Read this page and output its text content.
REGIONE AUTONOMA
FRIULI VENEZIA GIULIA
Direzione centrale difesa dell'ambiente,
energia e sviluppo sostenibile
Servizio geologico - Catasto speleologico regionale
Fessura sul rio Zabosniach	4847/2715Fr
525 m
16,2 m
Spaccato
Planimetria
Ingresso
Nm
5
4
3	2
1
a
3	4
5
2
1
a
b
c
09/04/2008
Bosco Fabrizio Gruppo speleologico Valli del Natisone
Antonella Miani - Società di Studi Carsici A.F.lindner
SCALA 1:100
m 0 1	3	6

> Task:
Repeat each of the entries above precisely as given.

> Expected answer:
Read this page and output its text content.
REGIONE AUTONOMA
FRIULI VENEZIA GIULIA
Direzione centrale difesa dell'ambiente,
energia e sviluppo sostenibile
Servizio geologico - Catasto speleologico regionale
Fessura sul rio Zabosniach	4847/2715Fr
525 m
16,2 m
Spaccato
Planimetria
Ingresso
Nm
5
4
3	2
1
a
3	4
5
2
1
a
b
c
09/04/2008
Bosco Fabrizio Gruppo speleologico Valli del Natisone
Antonella Miani - Società di Studi Carsici A.F.lindner
SCALA 1:100
m 0 1	3	6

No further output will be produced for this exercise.